◆ To do:
Determine how many lines in the data below contain "each" and write only that number.

[start]

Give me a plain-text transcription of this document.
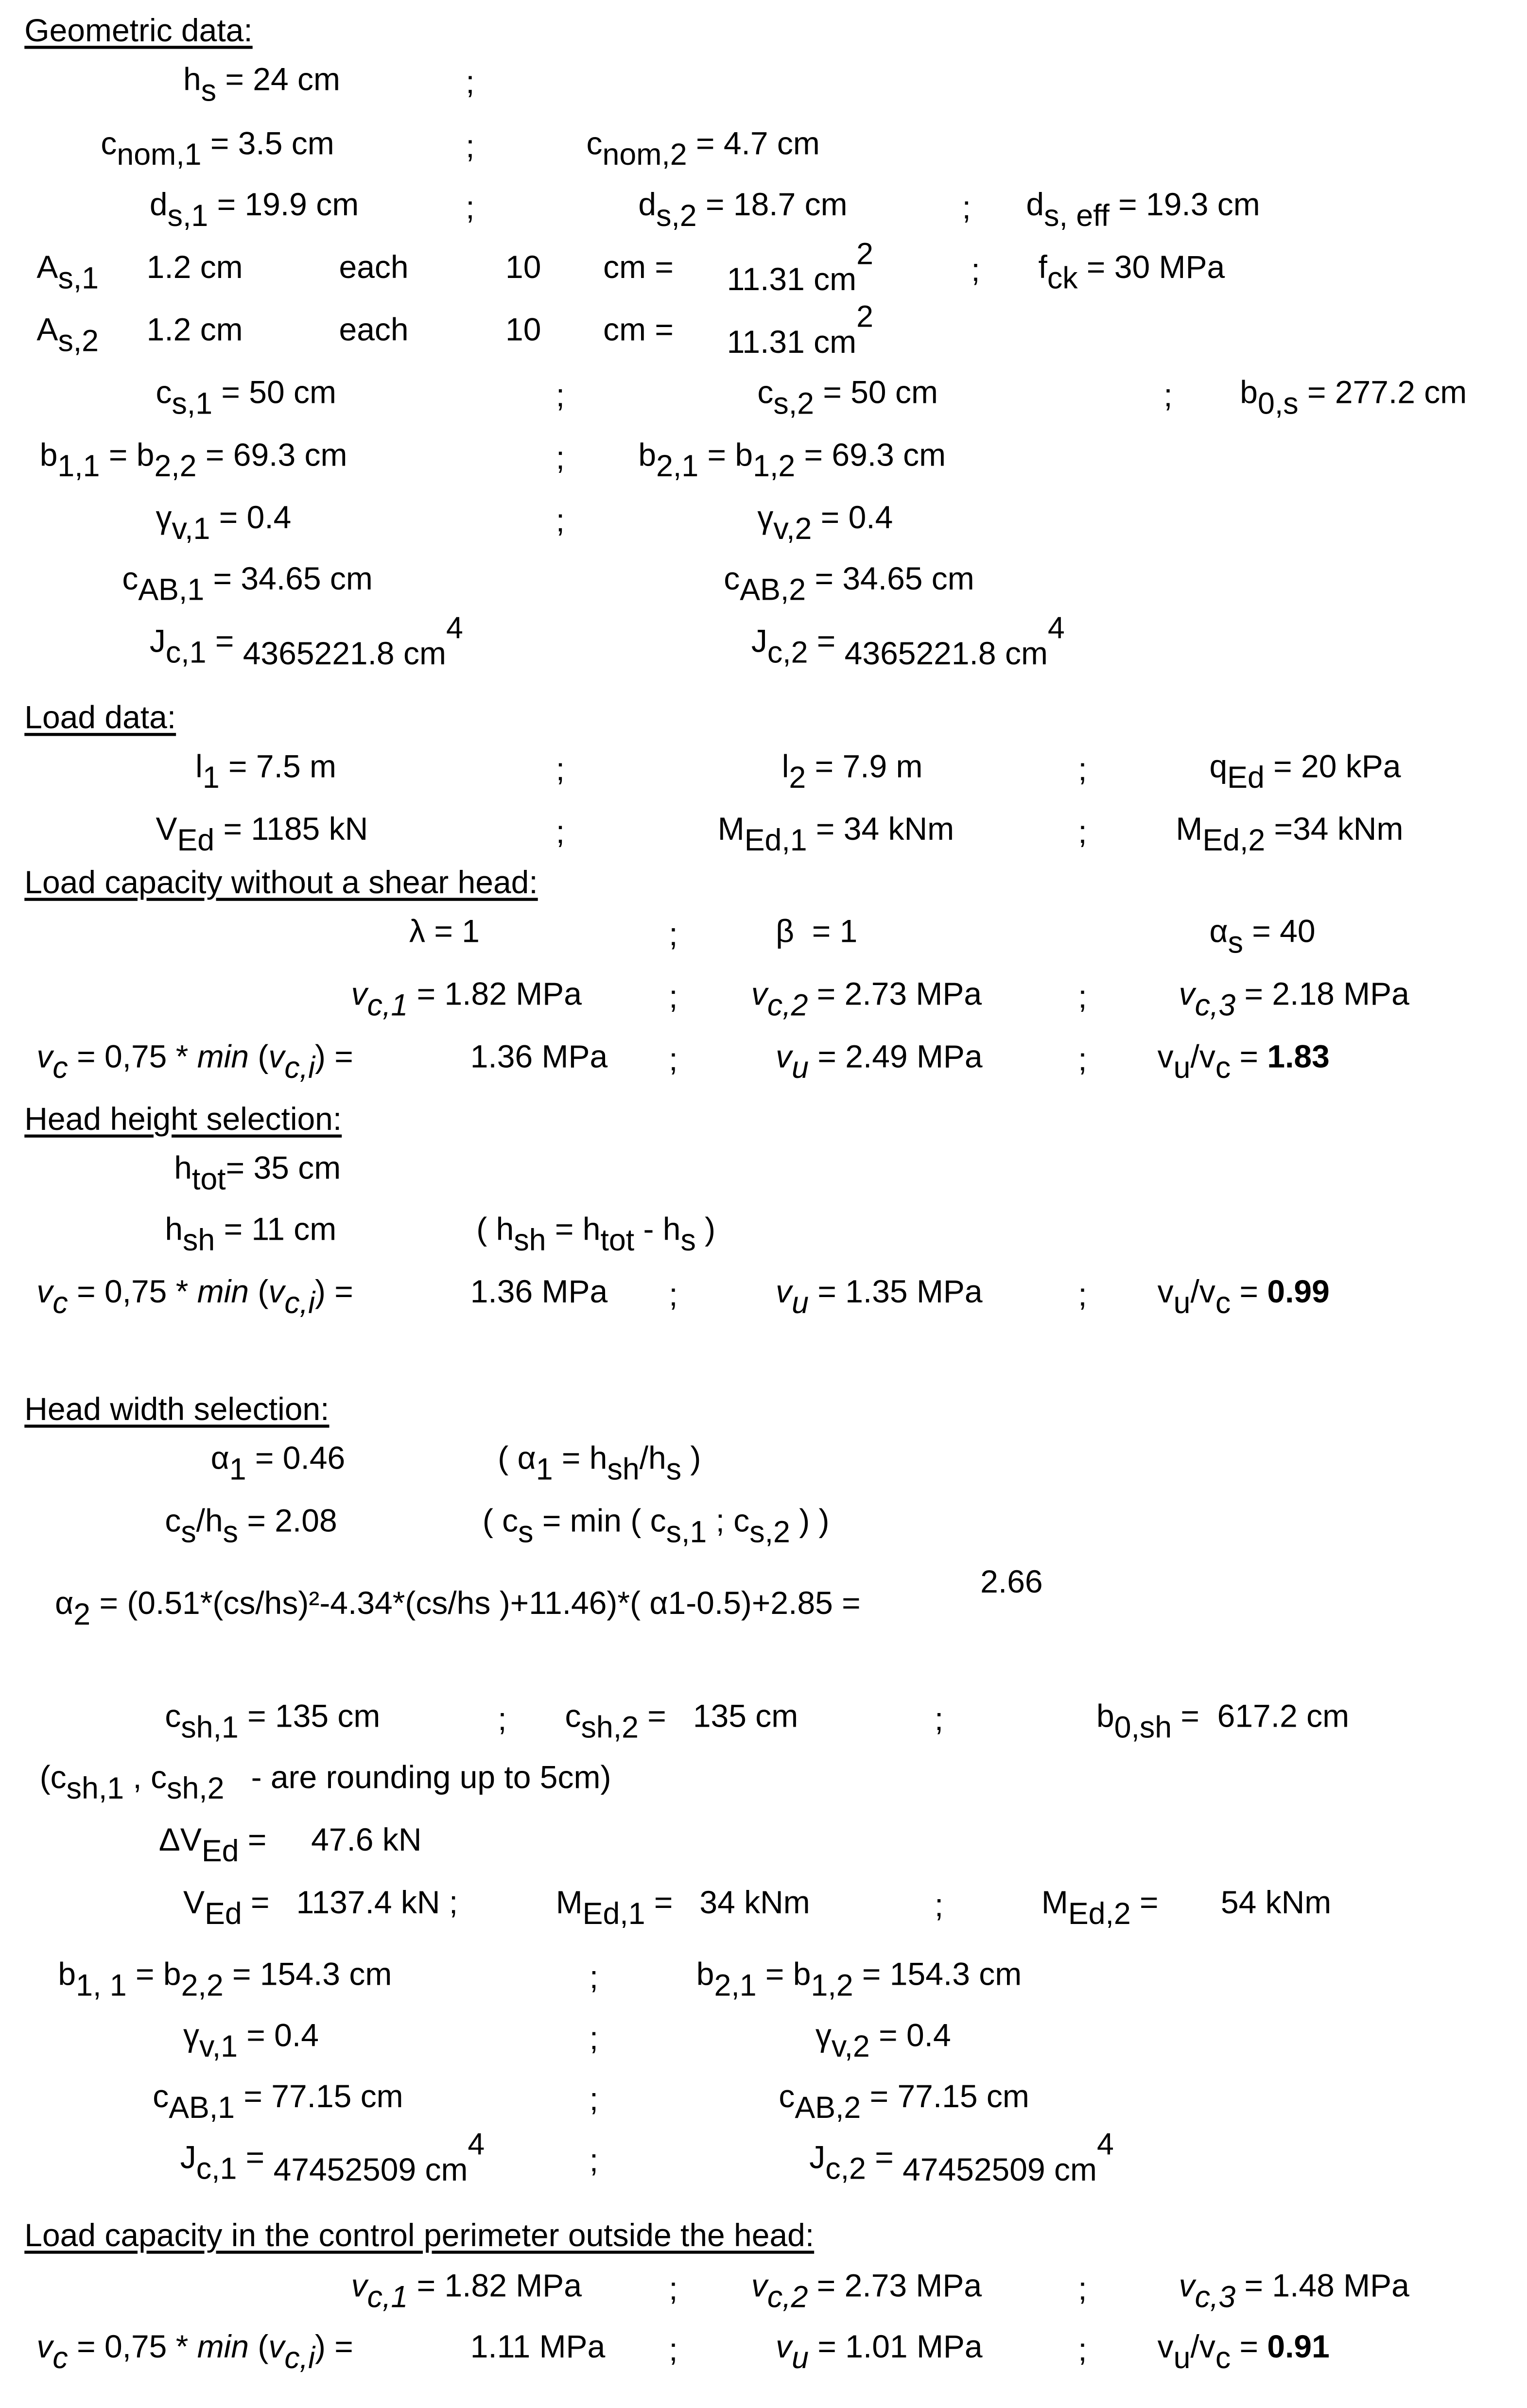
Geometric data:
$h_s = 24$ cm	;
$c_{nom,1} = 3.5$ cm	;	$c_{nom,2} = 4.7$ cm
$d_{s,1} = 19.9$ cm	;	$d_{s,2} = 18.7$ cm	;	$d_{s, eff} = 19.3$ cm
$A_{s,1}$	1.2 cm	each	10	cm =	11.31 $cm^2$	;	$f_{ck} = 30$ MPa
$A_{s,2}$	1.2 cm	each	10	cm =	11.31 $cm^2$
$c_{s,1} = 50$ cm	;	$c_{s,2} = 50$ cm	;	$b_{0,s} = 277.2$ cm
$b_{1,1} = b_{2,2} = 69.3$ cm	;	$b_{2,1} = b_{1,2} = 69.3$ cm
$\gamma_{v,1} = 0.4$	;	$\gamma_{v,2} = 0.4$
$c_{AB,1} = 34.65$ cm	$c_{AB,2} = 34.65$ cm
$J_{c,1} = 4365221.8$ $cm^4$	$J_{c,2} = 4365221.8$ $cm^4$
Load data:
$l_1 = 7.5$ m	;	$l_2 = 7.9$ m	;	$q_{Ed} = 20$ kPa
$V_{Ed} = 1185$ kN	;	$M_{Ed,1} = 34$ kNm	;	$M_{Ed,2} =34$ kNm
Load capacity without a shear head:
λ = 1	;	β  = 1	$\alpha_s = 40$
$v_{c,1} = 1.82$ MPa	;	$v_{c,2} = 2.73$ MPa	;	$v_{c,3} = 2.18$ MPa
$v_c = 0,75 * \min (v_{c,i})$ =	1.36 MPa	;	$v_u = 2.49$ MPa	;	$v_u/v_c = 1.83$
Head height selection:
$h_{tot}= 35$ cm
$h_{sh} = 11$ cm	( $h_{sh} = h_{tot} - h_s$ )
$v_c = 0,75 * \min (v_{c,i})$ =	1.36 MPa	;	$v_u = 1.35$ MPa	;	$v_u/v_c = 0.99$
Head width selection:
$\alpha_1 = 0.46$	( $\alpha_1 = h_{sh}/h_s$ )
$c_s/h_s = 2.08$	( $c_s = \min$ ( $c_{s,1}$ ; $c_{s,2}$ ) )
$\alpha_2 = (0.51*(cs/hs)^2-4.34*(cs/hs$ )+11.46)*( α1-0.5)+2.85 =
2.66
$c_{sh,1} = 135$ cm	;	$c_{sh,2} = 135$ cm	;	$b_{0,sh} = 617.2$ cm
($c_{sh,1}$ , $c_{sh,2}$	- are rounding up to 5cm)
$\Delta V_{Ed}$ =     47.6 kN
$V_{Ed} = 1137.4$ kN ;	$M_{Ed,1} = 34$ kNm	;	$M_{Ed,2}$ =       54 kNm
$b_{1, 1} = b_{2,2} = 154.3$ cm	;	$b_{2,1} = b_{1,2} = 154.3$ cm
$\gamma_{v,1} = 0.4$	;	$\gamma_{v,2} = 0.4$
$c_{AB,1} = 77.15$ cm	;	$c_{AB,2} = 77.15$ cm
$J_{c,1} = 47452509$ $cm^4$	;	$J_{c,2} = 47452509$ $cm^4$
Load capacity in the control perimeter outside the head:
$v_{c,1} = 1.82$ MPa	;	$v_{c,2} = 2.73$ MPa	;	$v_{c,3} = 1.48$ MPa
$v_c = 0,75 * \min (v_{c,i})$ =	1.11 MPa	;	$v_u = 1.01$ MPa	;	$v_u/v_c = 0.91$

[end]

◆ Worked solution:
2